Aim:
Could you copy every line from the material below in which "Oil号" appears?

━━━━━ Data

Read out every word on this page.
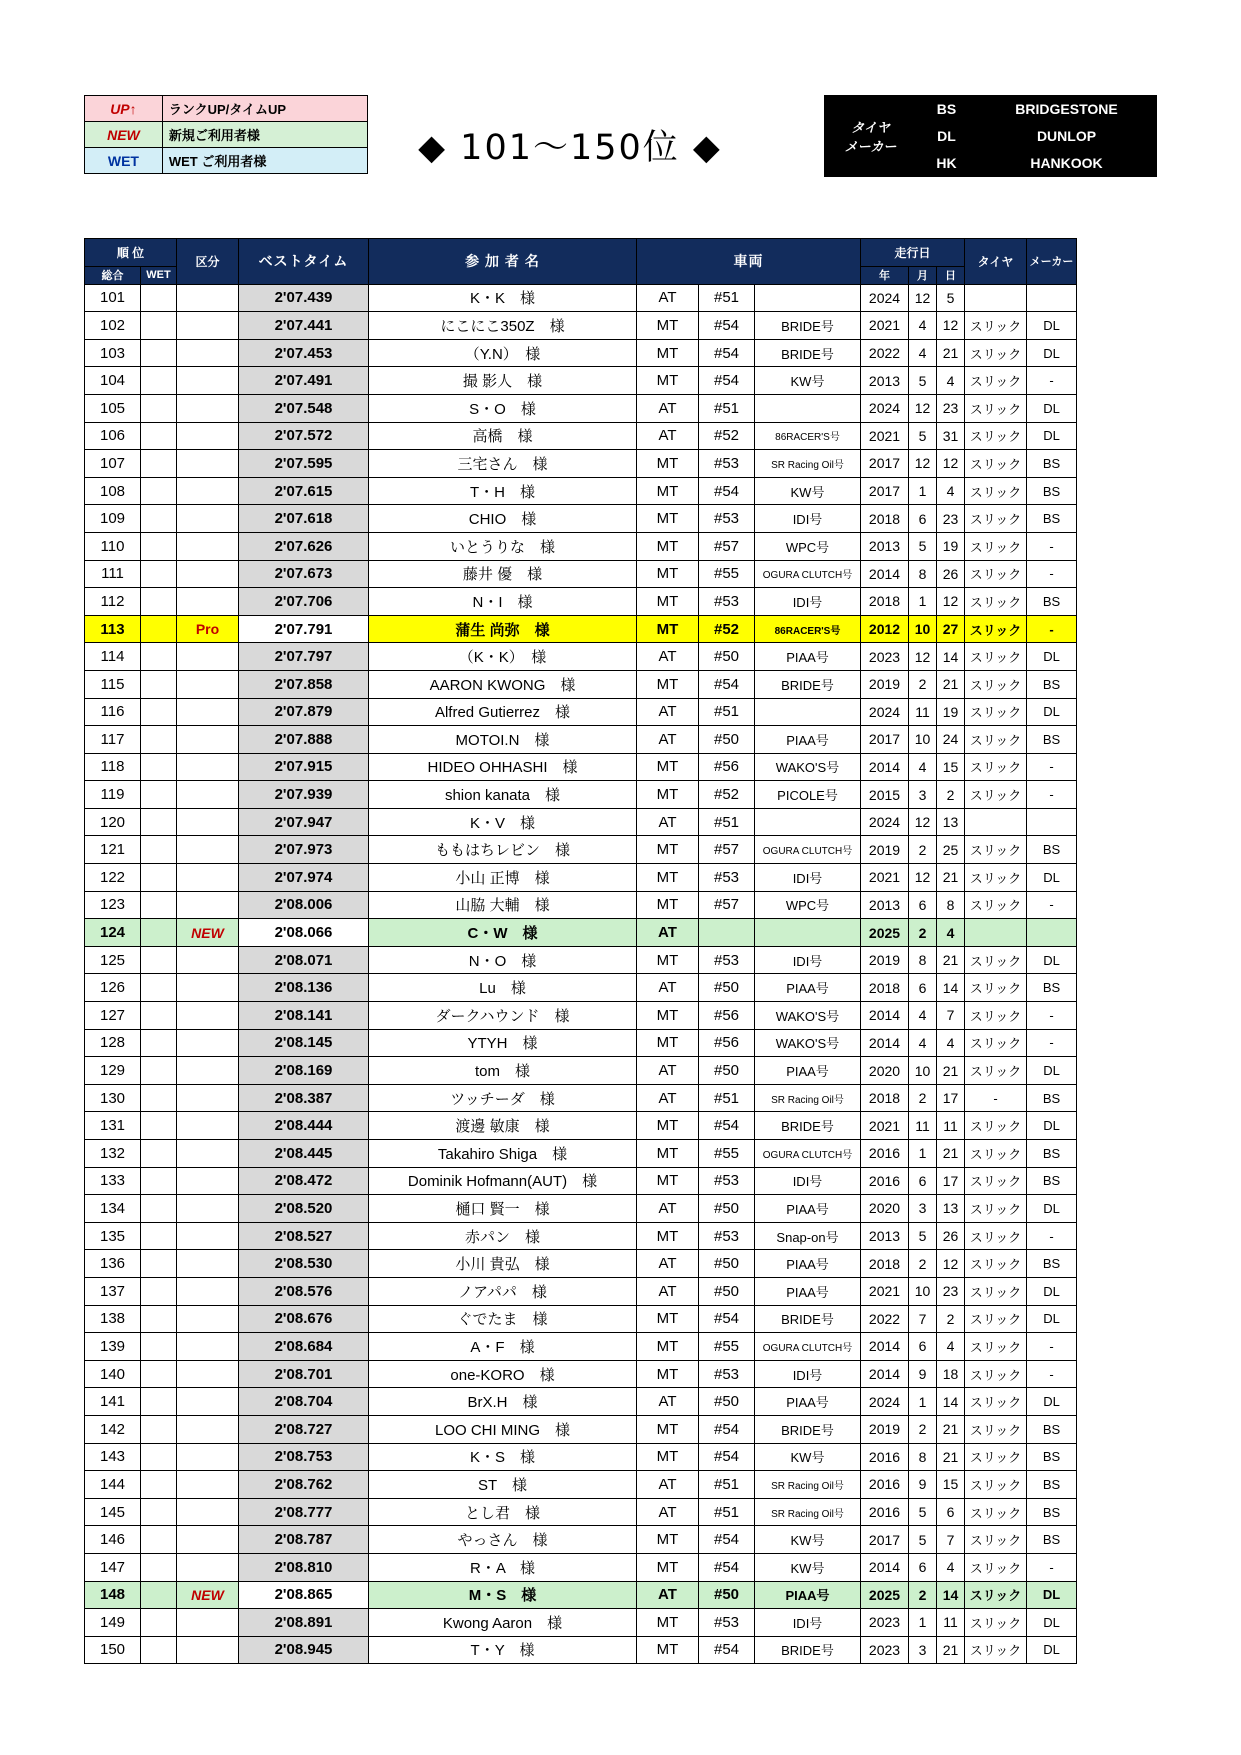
UP↑	ランクUP/タイムUP
NEW	新規ご利用者様
WET	WET ご利用者様	◆ 101～150位 ◆
タイヤ
メーカー	BS	BRIDGESTONE
	DL	DUNLOP
	HK	HANKOOK
順 位		区分	ベストタイム	参 加 者 名	車両			走行日			タイヤ	メーカー
総合	WET							年	月	日		
101			2'07.439	K・K　様	AT	#51		2024	12	5		
102			2'07.441	にこにこ350Z　様	MT	#54	BRIDE号	2021	4	12	スリック	DL
103			2'07.453	（Y.N）　様	MT	#54	BRIDE号	2022	4	21	スリック	DL
104			2'07.491	撮 影人　様	MT	#54	KW号	2013	5	4	スリック	-
105			2'07.548	S・O　様	AT	#51		2024	12	23	スリック	DL
106			2'07.572	高橋　様	AT	#52	86RACER'S号	2021	5	31	スリック	DL
107			2'07.595	三宅さん　様	MT	#53	SR Racing Oil号	2017	12	12	スリック	BS
108			2'07.615	T・H　様	MT	#54	KW号	2017	1	4	スリック	BS
109			2'07.618	CHIO　様	MT	#53	IDI号	2018	6	23	スリック	BS
110			2'07.626	いとうりな　様	MT	#57	WPC号	2013	5	19	スリック	-
111			2'07.673	藤井 優　様	MT	#55	OGURA CLUTCH号	2014	8	26	スリック	-
112			2'07.706	N・I　様	MT	#53	IDI号	2018	1	12	スリック	BS
113		Pro	2'07.791	蒲生 尚弥　様	MT	#52	86RACER'S号	2012	10	27	スリック	-
114			2'07.797	（K・K）　様	AT	#50	PIAA号	2023	12	14	スリック	DL
115			2'07.858	AARON KWONG　様	MT	#54	BRIDE号	2019	2	21	スリック	BS
116			2'07.879	Alfred Gutierrez　様	AT	#51		2024	11	19	スリック	DL
117			2'07.888	MOTOI.N　様	AT	#50	PIAA号	2017	10	24	スリック	BS
118			2'07.915	HIDEO OHHASHI　様	MT	#56	WAKO'S号	2014	4	15	スリック	-
119			2'07.939	shion kanata　様	MT	#52	PICOLE号	2015	3	2	スリック	-
120			2'07.947	K・V　様	AT	#51		2024	12	13		
121			2'07.973	ももはちレビン　様	MT	#57	OGURA CLUTCH号	2019	2	25	スリック	BS
122			2'07.974	小山 正博　様	MT	#53	IDI号	2021	12	21	スリック	DL
123			2'08.006	山脇 大輔　様	MT	#57	WPC号	2013	6	8	スリック	-
124		NEW	2'08.066	C・W　様	AT			2025	2	4		
125			2'08.071	N・O　様	MT	#53	IDI号	2019	8	21	スリック	DL
126			2'08.136	Lu　様	AT	#50	PIAA号	2018	6	14	スリック	BS
127			2'08.141	ダークハウンド　様	MT	#56	WAKO'S号	2014	4	7	スリック	-
128			2'08.145	YTYH　様	MT	#56	WAKO'S号	2014	4	4	スリック	-
129			2'08.169	tom　様	AT	#50	PIAA号	2020	10	21	スリック	DL
130			2'08.387	ツッチーダ　様	AT	#51	SR Racing Oil号	2018	2	17	-	BS
131			2'08.444	渡邊 敏康　様	MT	#54	BRIDE号	2021	11	11	スリック	DL
132			2'08.445	Takahiro Shiga　様	MT	#55	OGURA CLUTCH号	2016	1	21	スリック	BS
133			2'08.472	Dominik Hofmann(AUT)　様	MT	#53	IDI号	2016	6	17	スリック	BS
134			2'08.520	樋口 賢一　様	AT	#50	PIAA号	2020	3	13	スリック	DL
135			2'08.527	赤パン　様	MT	#53	Snap-on号	2013	5	26	スリック	-
136			2'08.530	小川 貴弘　様	AT	#50	PIAA号	2018	2	12	スリック	BS
137			2'08.576	ノアパパ　様	AT	#50	PIAA号	2021	10	23	スリック	DL
138			2'08.676	ぐでたま　様	MT	#54	BRIDE号	2022	7	2	スリック	DL
139			2'08.684	A・F　様	MT	#55	OGURA CLUTCH号	2014	6	4	スリック	-
140			2'08.701	one-KORO　様	MT	#53	IDI号	2014	9	18	スリック	-
141			2'08.704	BrX.H　様	AT	#50	PIAA号	2024	1	14	スリック	DL
142			2'08.727	LOO CHI MING　様	MT	#54	BRIDE号	2019	2	21	スリック	BS
143			2'08.753	K・S　様	MT	#54	KW号	2016	8	21	スリック	BS
144			2'08.762	ST　様	AT	#51	SR Racing Oil号	2016	9	15	スリック	BS
145			2'08.777	とし君　様	AT	#51	SR Racing Oil号	2016	5	6	スリック	BS
146			2'08.787	やっさん　様	MT	#54	KW号	2017	5	7	スリック	BS
147			2'08.810	R・A　様	MT	#54	KW号	2014	6	4	スリック	-
148		NEW	2'08.865	M・S　様	AT	#50	PIAA号	2025	2	14	スリック	DL
149			2'08.891	Kwong Aaron　様	MT	#53	IDI号	2023	1	11	スリック	DL
150			2'08.945	T・Y　様	MT	#54	BRIDE号	2023	3	21	スリック	DL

━━━━━━━━━━

Solution below:
107			2'07.595	三宅さん　様	MT	#53	SR Racing Oil号	2017	12	12	スリック	BS
130			2'08.387	ツッチーダ　様	AT	#51	SR Racing Oil号	2018	2	17	-	BS
144			2'08.762	ST　様	AT	#51	SR Racing Oil号	2016	9	15	スリック	BS
145			2'08.777	とし君　様	AT	#51	SR Racing Oil号	2016	5	6	スリック	BS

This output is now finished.